Polecenie:
Przepisz dokładnie wiersze, zaczynając od wiersza zawierającego „colorbar-label: 10 bbox=[1045, 925, 1061, 939]”, a kończąc na wierszu zawierającym „contour-label: 24 bbox=[343, 820, 356, 831]”. Oba te wiersze także przepisz.

[Zebrane dane]
* * *

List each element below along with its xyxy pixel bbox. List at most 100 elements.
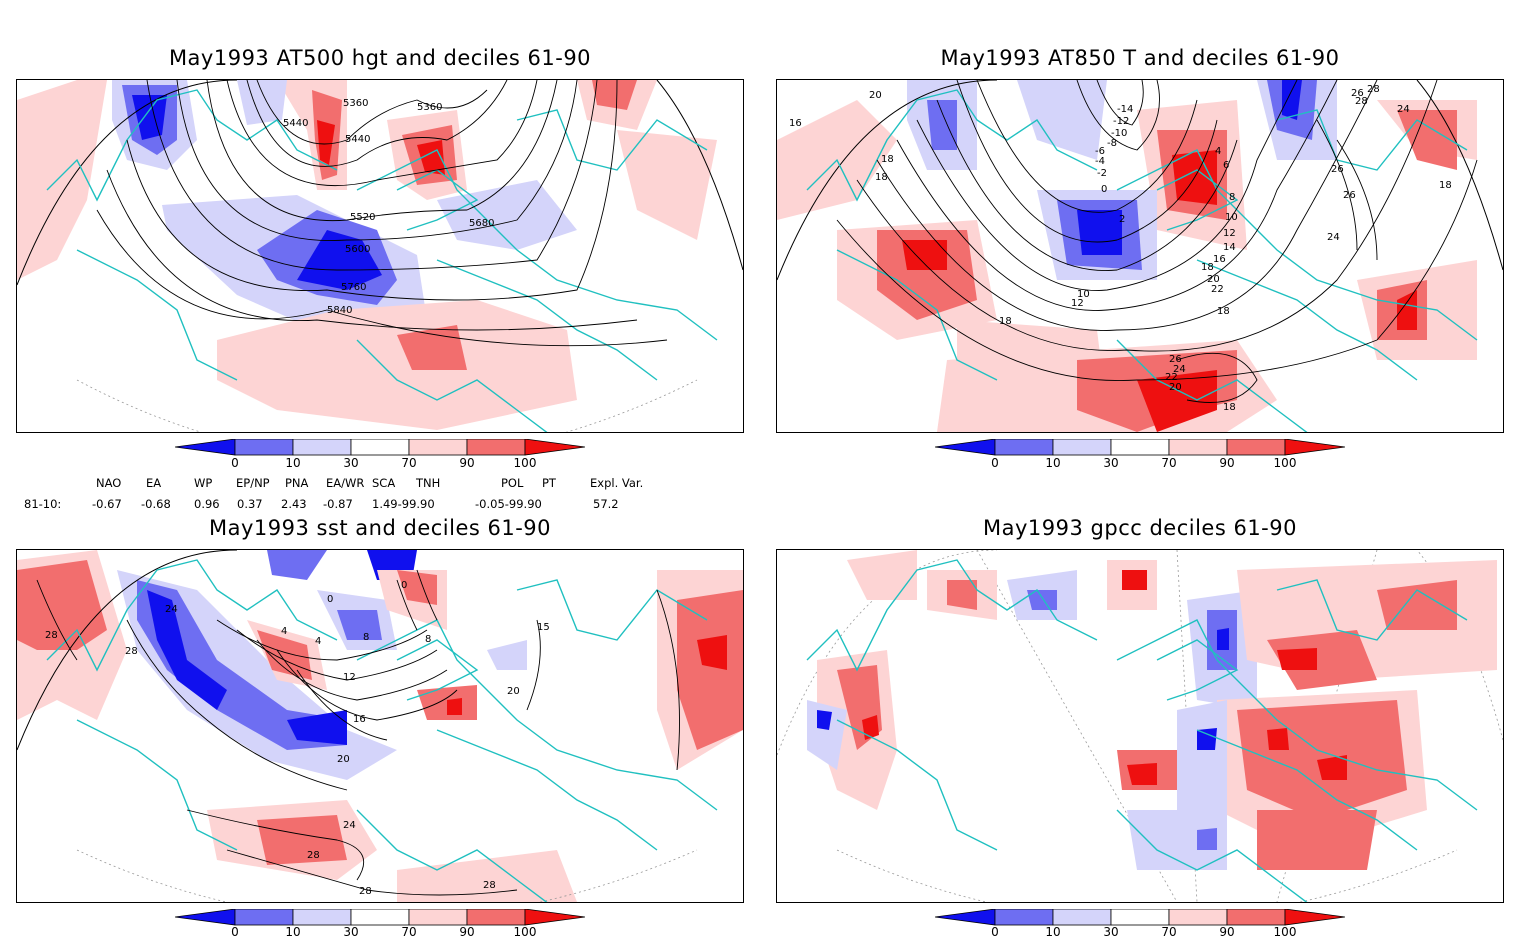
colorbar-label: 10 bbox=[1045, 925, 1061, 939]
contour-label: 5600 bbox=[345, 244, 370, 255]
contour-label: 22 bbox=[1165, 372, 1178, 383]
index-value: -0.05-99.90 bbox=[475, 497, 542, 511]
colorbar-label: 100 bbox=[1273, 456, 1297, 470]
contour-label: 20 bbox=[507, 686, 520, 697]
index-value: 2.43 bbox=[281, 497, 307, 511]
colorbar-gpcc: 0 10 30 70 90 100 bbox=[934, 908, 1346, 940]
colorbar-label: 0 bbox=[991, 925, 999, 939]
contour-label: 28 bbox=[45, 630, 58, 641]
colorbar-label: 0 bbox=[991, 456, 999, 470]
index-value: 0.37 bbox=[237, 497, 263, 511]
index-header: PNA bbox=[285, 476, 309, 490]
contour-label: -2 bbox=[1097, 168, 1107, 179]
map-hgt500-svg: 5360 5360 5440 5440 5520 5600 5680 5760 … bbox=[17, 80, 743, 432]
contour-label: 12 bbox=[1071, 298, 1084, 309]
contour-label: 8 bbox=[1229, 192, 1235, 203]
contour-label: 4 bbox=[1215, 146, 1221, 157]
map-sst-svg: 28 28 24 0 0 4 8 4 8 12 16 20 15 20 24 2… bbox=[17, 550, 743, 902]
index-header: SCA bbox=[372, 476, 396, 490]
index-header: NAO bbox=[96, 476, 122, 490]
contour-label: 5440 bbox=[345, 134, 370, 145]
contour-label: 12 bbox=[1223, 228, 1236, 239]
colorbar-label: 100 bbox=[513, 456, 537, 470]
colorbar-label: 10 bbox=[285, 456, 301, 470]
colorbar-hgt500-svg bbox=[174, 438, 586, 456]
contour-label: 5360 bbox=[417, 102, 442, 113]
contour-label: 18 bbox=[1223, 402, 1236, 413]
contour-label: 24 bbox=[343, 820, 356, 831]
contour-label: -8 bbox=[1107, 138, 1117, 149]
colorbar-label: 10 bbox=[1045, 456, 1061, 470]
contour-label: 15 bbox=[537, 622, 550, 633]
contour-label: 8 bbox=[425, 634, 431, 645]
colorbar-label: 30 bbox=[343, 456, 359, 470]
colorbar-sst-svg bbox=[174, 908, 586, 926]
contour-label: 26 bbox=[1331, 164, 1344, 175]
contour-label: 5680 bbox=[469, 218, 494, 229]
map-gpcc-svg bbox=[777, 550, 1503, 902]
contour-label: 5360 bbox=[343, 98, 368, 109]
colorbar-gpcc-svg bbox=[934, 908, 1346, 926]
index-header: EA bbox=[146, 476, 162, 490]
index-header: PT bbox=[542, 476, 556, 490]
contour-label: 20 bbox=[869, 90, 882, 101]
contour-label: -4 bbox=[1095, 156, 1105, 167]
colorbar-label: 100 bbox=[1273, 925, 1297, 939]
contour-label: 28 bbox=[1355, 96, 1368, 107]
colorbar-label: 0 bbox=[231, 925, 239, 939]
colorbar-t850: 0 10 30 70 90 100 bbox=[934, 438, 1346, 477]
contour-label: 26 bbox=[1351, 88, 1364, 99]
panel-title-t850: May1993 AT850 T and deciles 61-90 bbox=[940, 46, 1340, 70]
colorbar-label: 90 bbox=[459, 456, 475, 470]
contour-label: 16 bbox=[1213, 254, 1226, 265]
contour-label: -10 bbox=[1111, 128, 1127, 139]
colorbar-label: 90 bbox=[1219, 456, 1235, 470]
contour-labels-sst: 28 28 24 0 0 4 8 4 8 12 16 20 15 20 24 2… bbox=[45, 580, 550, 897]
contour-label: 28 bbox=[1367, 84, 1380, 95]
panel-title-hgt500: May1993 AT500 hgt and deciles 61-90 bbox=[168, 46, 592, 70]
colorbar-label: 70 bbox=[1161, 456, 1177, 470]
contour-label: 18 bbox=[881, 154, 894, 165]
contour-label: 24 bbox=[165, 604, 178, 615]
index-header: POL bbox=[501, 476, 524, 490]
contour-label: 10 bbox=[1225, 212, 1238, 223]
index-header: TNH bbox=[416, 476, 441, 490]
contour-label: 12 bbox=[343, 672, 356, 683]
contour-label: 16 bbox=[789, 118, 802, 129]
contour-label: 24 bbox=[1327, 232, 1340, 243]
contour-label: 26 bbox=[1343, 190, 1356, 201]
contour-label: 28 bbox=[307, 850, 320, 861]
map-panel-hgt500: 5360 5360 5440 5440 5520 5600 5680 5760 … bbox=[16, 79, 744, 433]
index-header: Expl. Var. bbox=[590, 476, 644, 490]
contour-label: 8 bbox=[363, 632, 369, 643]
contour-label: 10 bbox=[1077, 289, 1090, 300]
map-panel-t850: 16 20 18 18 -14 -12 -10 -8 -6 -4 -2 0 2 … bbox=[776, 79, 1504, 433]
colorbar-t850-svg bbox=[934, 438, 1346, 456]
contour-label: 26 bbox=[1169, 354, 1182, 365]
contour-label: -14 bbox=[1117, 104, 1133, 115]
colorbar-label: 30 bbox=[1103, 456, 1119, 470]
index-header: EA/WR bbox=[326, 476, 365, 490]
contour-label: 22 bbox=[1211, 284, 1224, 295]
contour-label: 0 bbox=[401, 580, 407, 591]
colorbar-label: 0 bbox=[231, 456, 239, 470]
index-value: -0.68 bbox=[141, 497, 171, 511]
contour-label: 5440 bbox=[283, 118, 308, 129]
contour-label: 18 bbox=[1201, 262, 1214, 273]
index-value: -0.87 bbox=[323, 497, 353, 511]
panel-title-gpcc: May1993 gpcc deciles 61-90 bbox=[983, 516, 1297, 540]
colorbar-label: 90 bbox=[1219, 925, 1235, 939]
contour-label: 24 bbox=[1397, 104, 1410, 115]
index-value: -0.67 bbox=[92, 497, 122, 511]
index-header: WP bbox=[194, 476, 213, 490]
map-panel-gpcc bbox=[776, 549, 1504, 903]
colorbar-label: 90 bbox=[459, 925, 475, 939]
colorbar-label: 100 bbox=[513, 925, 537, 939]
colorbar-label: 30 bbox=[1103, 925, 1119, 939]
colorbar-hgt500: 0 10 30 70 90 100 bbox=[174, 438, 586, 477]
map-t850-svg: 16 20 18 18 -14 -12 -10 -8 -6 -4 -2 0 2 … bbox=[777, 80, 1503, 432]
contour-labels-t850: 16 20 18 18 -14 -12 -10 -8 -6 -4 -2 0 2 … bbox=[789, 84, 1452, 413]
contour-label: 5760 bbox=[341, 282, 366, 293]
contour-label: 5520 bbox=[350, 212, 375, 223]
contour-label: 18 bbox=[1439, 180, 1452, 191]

* * *

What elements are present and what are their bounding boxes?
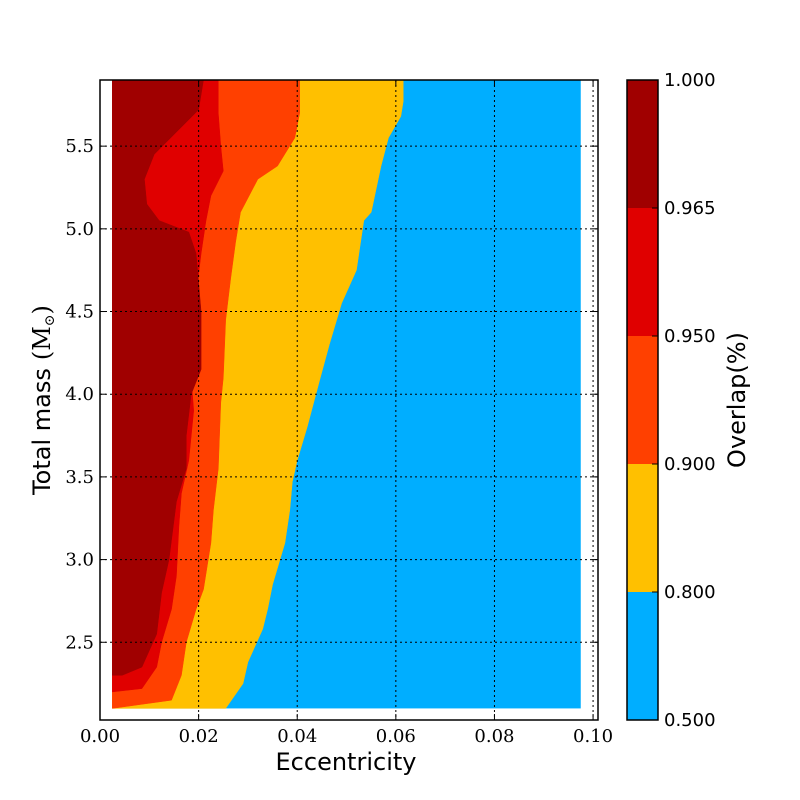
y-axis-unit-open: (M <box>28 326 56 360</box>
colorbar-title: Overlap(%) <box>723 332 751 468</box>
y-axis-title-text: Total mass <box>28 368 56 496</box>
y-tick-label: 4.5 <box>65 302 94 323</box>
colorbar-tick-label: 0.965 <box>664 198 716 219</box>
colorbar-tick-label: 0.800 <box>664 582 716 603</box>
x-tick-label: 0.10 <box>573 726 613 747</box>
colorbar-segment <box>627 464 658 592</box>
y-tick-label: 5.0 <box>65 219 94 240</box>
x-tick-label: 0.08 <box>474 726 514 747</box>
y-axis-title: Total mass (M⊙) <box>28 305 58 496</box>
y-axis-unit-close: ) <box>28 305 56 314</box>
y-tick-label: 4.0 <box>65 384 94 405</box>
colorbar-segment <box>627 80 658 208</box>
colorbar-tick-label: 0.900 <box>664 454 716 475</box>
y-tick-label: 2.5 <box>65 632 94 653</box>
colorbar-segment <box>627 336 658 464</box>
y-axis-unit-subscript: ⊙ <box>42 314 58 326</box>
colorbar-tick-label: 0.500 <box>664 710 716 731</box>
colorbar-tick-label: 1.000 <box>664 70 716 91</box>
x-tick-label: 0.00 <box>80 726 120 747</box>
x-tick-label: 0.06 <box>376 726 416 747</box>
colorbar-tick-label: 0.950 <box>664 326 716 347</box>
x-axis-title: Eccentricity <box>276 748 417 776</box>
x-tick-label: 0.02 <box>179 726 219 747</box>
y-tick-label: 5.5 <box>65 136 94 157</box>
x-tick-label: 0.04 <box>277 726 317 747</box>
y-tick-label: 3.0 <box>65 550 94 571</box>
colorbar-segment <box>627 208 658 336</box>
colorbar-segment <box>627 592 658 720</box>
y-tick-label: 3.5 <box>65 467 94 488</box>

* * *

Rozwiązanie zadania:
colorbar-label: 10 bbox=[1045, 925, 1061, 939]
contour-label: 5600 bbox=[345, 244, 370, 255]
contour-label: 22 bbox=[1165, 372, 1178, 383]
index-value: -0.05-99.90 bbox=[475, 497, 542, 511]
colorbar-label: 100 bbox=[1273, 456, 1297, 470]
contour-label: 20 bbox=[507, 686, 520, 697]
index-value: 2.43 bbox=[281, 497, 307, 511]
colorbar-gpcc: 0 10 30 70 90 100 bbox=[934, 908, 1346, 940]
colorbar-label: 0 bbox=[991, 925, 999, 939]
contour-label: 28 bbox=[45, 630, 58, 641]
colorbar-label: 0 bbox=[991, 456, 999, 470]
index-value: 0.37 bbox=[237, 497, 263, 511]
index-header: PNA bbox=[285, 476, 309, 490]
contour-label: -2 bbox=[1097, 168, 1107, 179]
map-hgt500-svg: 5360 5360 5440 5440 5520 5600 5680 5760 … bbox=[17, 80, 743, 432]
contour-label: 12 bbox=[1071, 298, 1084, 309]
contour-label: 8 bbox=[1229, 192, 1235, 203]
contour-label: 4 bbox=[1215, 146, 1221, 157]
map-sst-svg: 28 28 24 0 0 4 8 4 8 12 16 20 15 20 24 2… bbox=[17, 550, 743, 902]
index-header: SCA bbox=[372, 476, 396, 490]
index-header: NAO bbox=[96, 476, 122, 490]
contour-label: 5440 bbox=[345, 134, 370, 145]
contour-label: 12 bbox=[1223, 228, 1236, 239]
colorbar-label: 100 bbox=[513, 456, 537, 470]
colorbar-label: 10 bbox=[285, 456, 301, 470]
colorbar-hgt500-svg bbox=[174, 438, 586, 456]
contour-label: 5360 bbox=[417, 102, 442, 113]
contour-label: 18 bbox=[1223, 402, 1236, 413]
contour-label: 24 bbox=[343, 820, 356, 831]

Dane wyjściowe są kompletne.